[Directive] Look for the string "with" in the lines and copy each line that has it.

[Data provided]
· · · ·
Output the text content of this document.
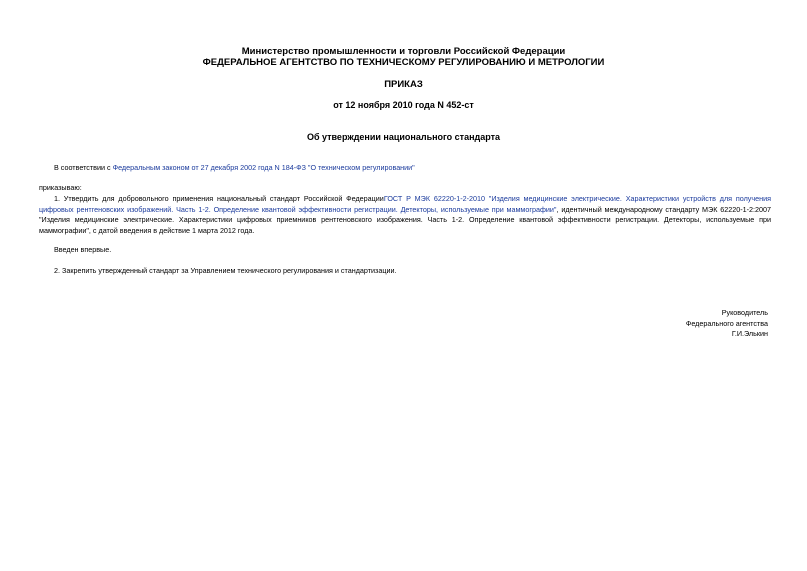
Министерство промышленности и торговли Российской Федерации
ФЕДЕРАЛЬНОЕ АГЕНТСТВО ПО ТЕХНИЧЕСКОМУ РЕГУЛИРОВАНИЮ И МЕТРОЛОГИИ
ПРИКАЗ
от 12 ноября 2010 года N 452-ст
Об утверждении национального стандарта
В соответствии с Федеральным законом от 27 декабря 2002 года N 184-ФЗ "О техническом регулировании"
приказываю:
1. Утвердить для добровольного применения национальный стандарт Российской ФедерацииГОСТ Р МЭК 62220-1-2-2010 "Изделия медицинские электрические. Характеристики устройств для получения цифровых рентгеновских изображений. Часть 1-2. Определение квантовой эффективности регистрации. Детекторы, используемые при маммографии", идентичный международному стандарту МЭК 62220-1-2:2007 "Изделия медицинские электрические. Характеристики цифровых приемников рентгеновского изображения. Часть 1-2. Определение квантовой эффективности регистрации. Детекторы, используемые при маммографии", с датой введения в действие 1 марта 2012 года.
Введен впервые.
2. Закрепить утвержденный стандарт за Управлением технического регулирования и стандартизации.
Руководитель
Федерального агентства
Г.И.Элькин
· · · ·
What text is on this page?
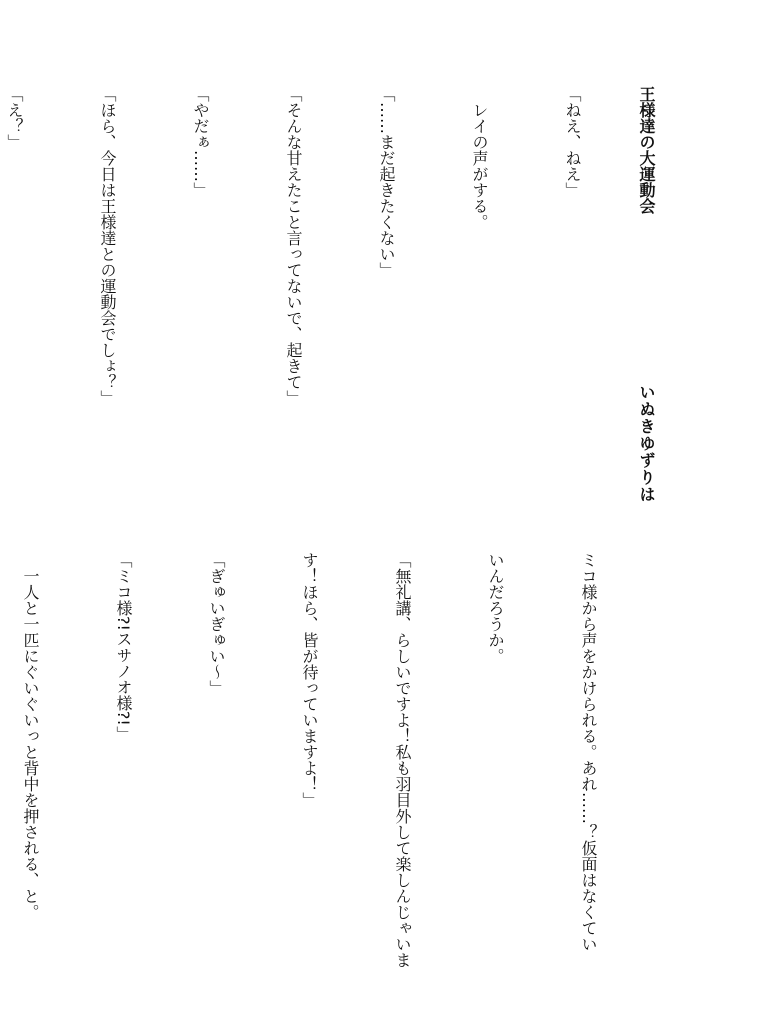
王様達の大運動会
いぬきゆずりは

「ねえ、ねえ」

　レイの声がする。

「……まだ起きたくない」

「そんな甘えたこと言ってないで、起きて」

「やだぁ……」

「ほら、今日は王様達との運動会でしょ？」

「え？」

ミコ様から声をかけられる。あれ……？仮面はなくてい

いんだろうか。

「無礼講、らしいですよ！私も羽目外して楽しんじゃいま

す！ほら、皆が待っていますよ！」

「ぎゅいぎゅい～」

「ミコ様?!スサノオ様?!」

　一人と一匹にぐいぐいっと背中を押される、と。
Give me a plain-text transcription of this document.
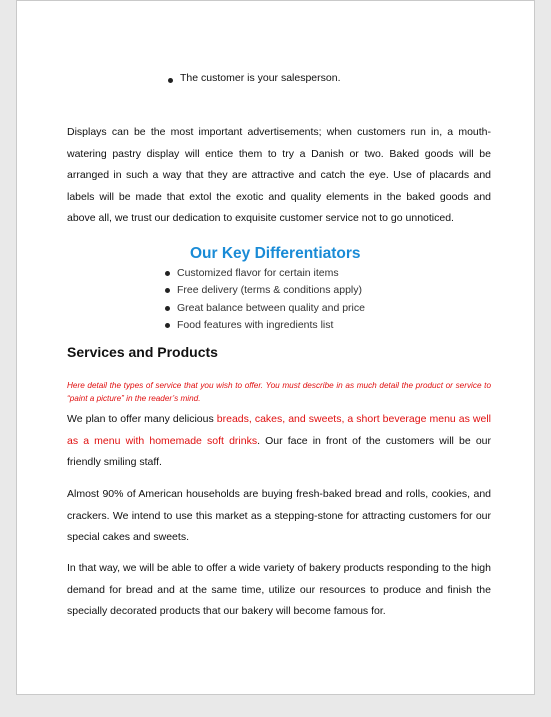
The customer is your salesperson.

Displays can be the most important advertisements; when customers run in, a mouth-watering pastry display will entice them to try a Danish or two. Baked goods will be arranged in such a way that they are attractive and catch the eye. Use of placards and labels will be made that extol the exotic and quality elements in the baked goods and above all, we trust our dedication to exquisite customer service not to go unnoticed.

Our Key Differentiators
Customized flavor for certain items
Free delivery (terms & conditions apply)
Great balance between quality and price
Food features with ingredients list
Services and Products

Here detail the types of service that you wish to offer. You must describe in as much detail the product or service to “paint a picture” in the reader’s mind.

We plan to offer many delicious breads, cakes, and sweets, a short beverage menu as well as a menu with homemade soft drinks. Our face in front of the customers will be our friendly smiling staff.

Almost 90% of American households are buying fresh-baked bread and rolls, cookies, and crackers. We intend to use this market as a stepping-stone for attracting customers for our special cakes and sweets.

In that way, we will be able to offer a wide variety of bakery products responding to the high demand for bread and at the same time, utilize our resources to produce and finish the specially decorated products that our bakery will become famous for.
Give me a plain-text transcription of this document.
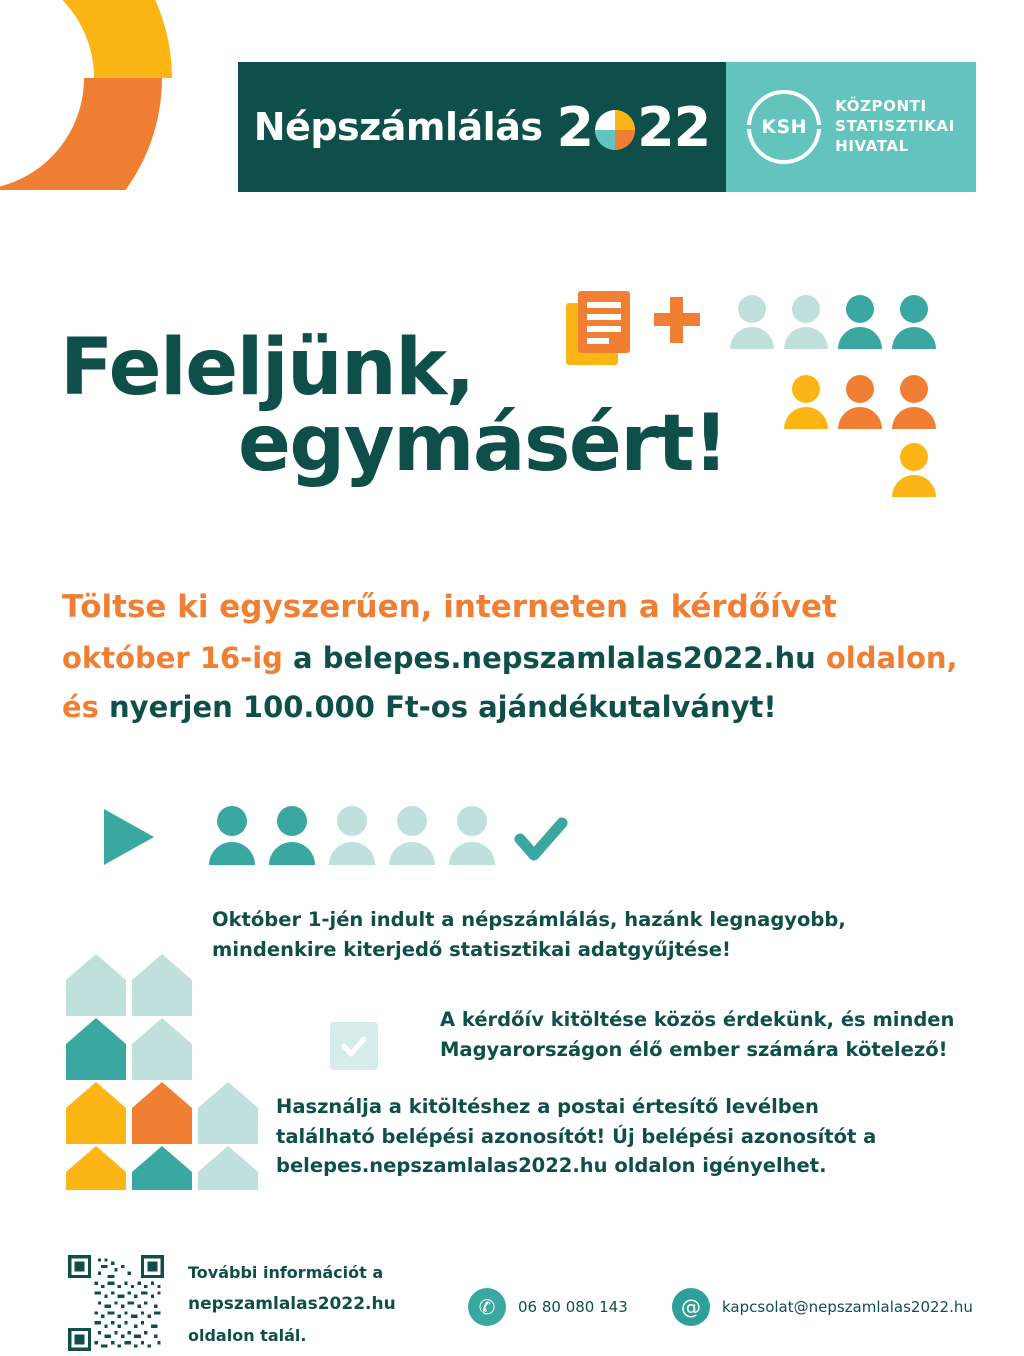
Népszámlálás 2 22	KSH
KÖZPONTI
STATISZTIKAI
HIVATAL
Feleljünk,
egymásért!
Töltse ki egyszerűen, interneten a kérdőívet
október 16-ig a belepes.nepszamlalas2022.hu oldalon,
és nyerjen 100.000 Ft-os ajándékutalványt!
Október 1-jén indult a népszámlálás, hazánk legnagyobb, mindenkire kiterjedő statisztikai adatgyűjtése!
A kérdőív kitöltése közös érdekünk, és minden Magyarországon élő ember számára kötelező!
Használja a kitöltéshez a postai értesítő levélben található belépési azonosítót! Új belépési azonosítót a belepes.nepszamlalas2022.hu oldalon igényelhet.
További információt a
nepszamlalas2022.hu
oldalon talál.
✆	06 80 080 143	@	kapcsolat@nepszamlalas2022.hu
· · · ·
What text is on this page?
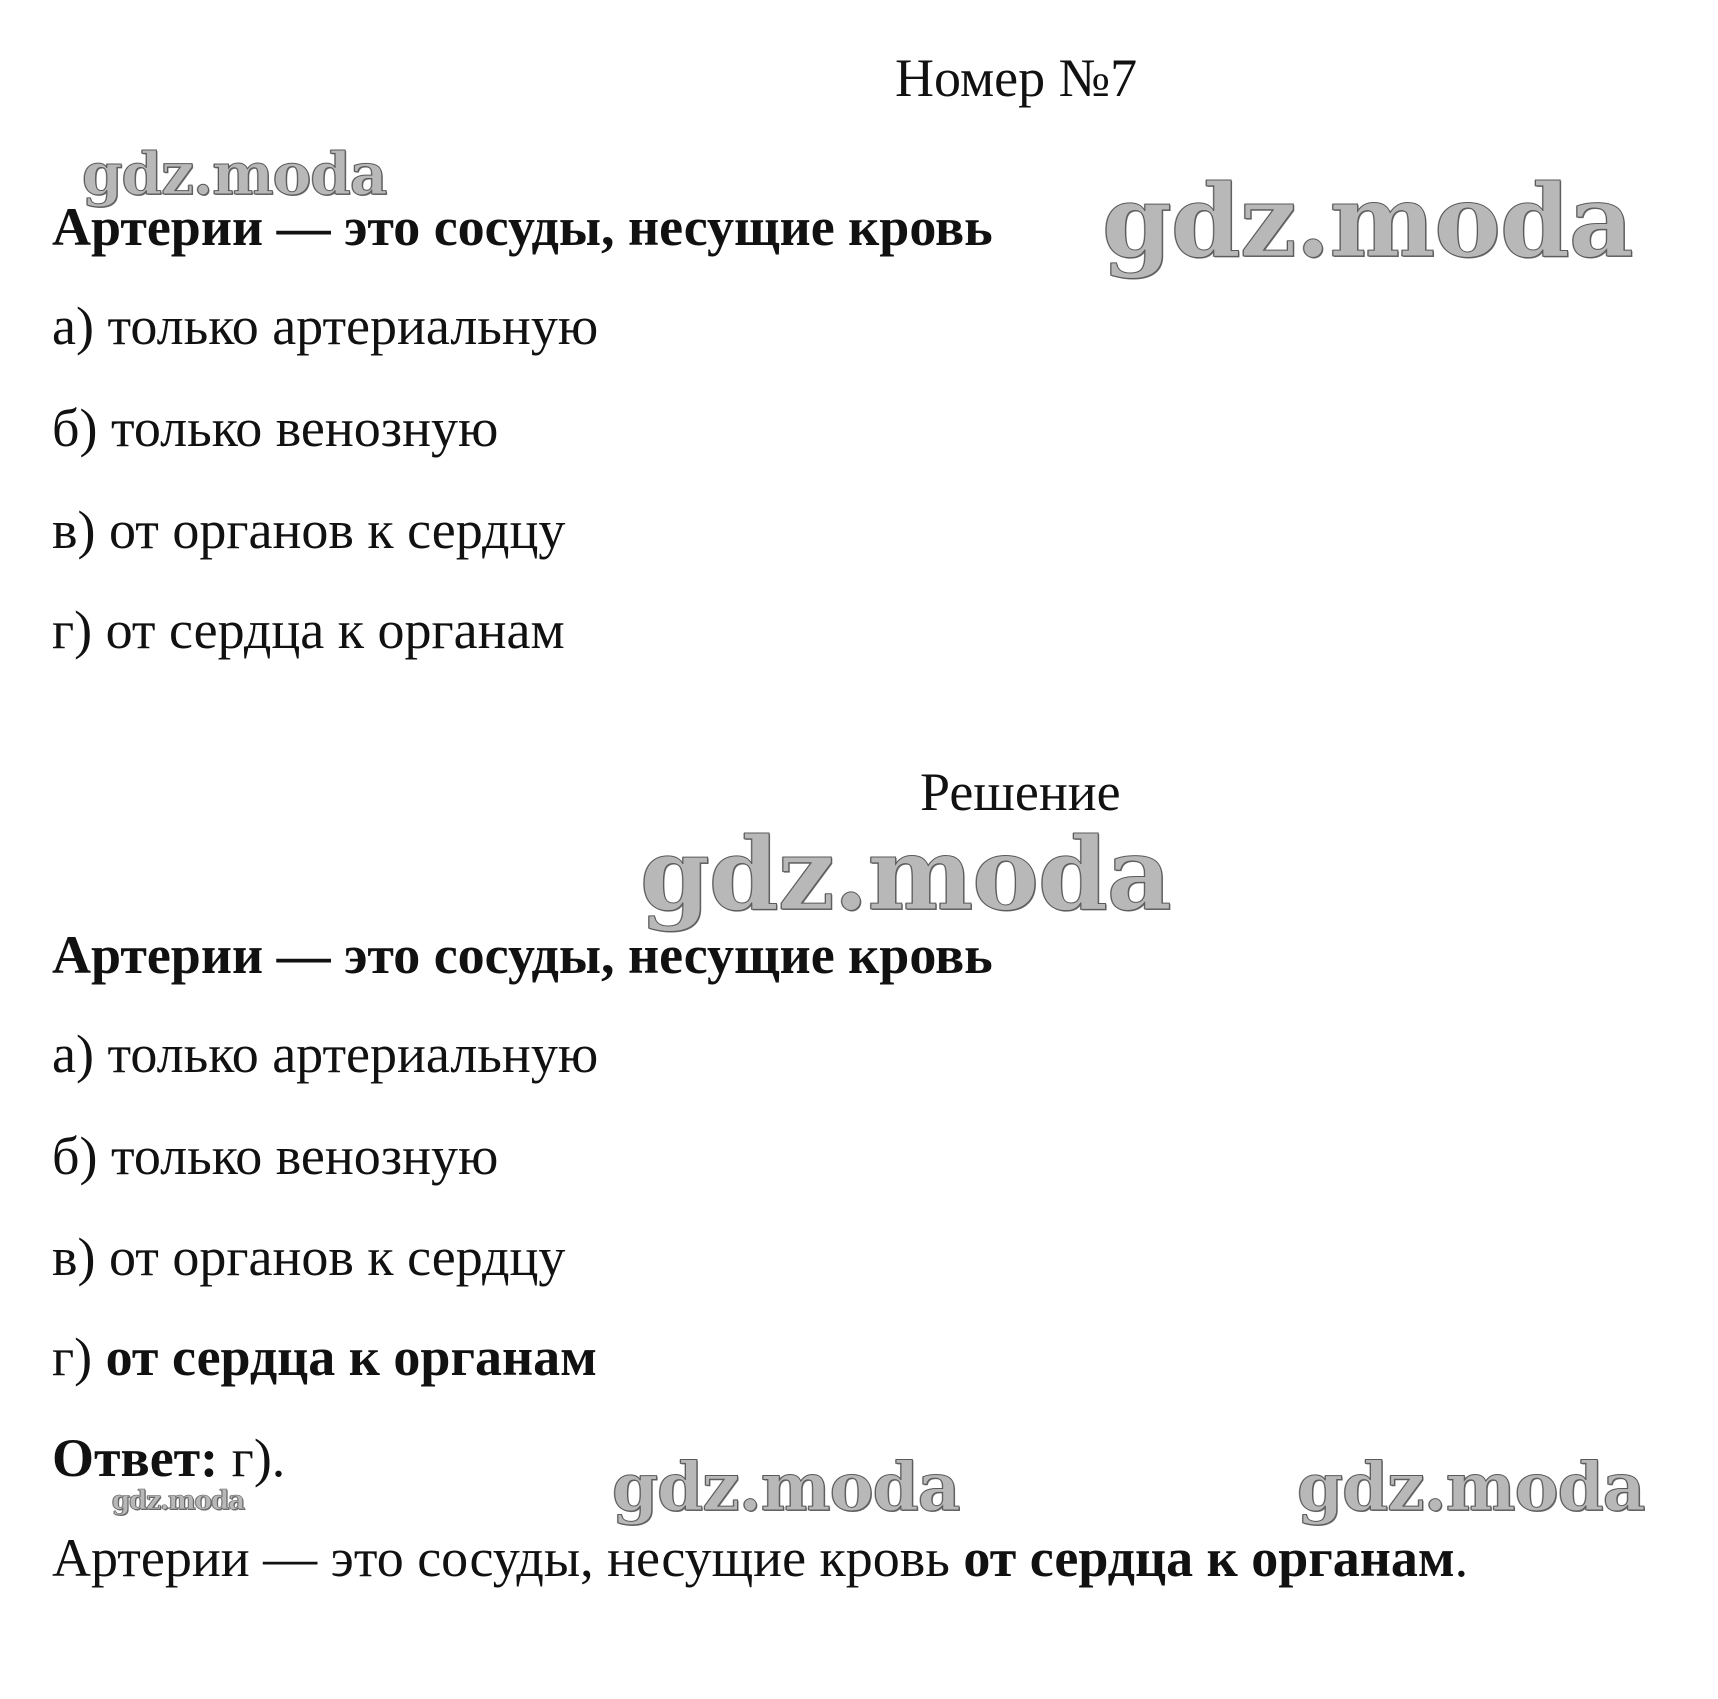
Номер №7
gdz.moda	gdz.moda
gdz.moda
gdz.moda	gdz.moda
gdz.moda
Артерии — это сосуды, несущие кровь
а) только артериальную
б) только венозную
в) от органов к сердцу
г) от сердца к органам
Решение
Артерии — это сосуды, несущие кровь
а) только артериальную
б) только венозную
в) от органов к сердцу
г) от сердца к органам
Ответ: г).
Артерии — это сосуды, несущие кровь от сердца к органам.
· · · ·
[Result below]
Food features with ingredients list
We plan to offer many delicious breads, cakes, and sweets, a short beverage menu as well as a menu with homemade soft drinks. Our face in front of the customers will be our friendly smiling staff.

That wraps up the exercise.